• Task statement
Print every line of the records below verbatim, without adding, dropping, or changing anything.

• Material for the task
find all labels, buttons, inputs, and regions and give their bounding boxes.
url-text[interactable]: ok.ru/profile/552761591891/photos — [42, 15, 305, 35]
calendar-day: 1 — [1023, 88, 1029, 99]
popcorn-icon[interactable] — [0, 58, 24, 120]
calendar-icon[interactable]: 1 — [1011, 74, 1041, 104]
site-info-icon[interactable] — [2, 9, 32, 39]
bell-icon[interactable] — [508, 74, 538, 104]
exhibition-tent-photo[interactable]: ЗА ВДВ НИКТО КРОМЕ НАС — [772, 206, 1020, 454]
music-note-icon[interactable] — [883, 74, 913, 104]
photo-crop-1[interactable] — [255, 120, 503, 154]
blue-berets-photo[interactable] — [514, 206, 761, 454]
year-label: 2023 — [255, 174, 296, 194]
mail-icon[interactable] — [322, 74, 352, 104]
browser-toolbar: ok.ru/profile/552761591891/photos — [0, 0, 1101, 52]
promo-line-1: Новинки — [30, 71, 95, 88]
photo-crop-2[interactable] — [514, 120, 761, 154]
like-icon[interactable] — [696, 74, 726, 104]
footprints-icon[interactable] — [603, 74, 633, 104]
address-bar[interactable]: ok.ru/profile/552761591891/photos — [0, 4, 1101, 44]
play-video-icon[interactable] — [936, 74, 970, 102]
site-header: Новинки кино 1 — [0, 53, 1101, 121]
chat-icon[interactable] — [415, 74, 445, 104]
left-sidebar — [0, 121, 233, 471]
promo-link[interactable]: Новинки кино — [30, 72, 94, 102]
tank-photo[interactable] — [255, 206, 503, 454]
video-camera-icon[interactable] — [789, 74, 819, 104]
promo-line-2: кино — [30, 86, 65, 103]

• Solution for this problem
find all labels, buttons, inputs, and regions and give their bounding boxes.
url-text[interactable]: ok.ru/profile/552761591891/photos — [42, 15, 305, 35]
calendar-day: 1 — [1023, 88, 1029, 99]
popcorn-icon[interactable] — [0, 58, 24, 120]
calendar-icon[interactable]: 1 — [1011, 74, 1041, 104]
site-info-icon[interactable] — [2, 9, 32, 39]
bell-icon[interactable] — [508, 74, 538, 104]
exhibition-tent-photo[interactable]: ЗА ВДВ НИКТО КРОМЕ НАС — [772, 206, 1020, 454]
music-note-icon[interactable] — [883, 74, 913, 104]
photo-crop-1[interactable] — [255, 120, 503, 154]
blue-berets-photo[interactable] — [514, 206, 761, 454]
year-label: 2023 — [255, 174, 296, 194]
mail-icon[interactable] — [322, 74, 352, 104]
browser-toolbar: ok.ru/profile/552761591891/photos — [0, 0, 1101, 52]
promo-line-1: Новинки — [30, 71, 95, 88]
photo-crop-2[interactable] — [514, 120, 761, 154]
like-icon[interactable] — [696, 74, 726, 104]
footprints-icon[interactable] — [603, 74, 633, 104]
address-bar[interactable]: ok.ru/profile/552761591891/photos — [0, 4, 1101, 44]
play-video-icon[interactable] — [936, 74, 970, 102]
site-header: Новинки кино 1 — [0, 53, 1101, 121]
chat-icon[interactable] — [415, 74, 445, 104]
left-sidebar — [0, 121, 233, 471]
promo-link[interactable]: Новинки кино — [30, 72, 94, 102]
tank-photo[interactable] — [255, 206, 503, 454]
video-camera-icon[interactable] — [789, 74, 819, 104]
promo-line-2: кино — [30, 86, 65, 103]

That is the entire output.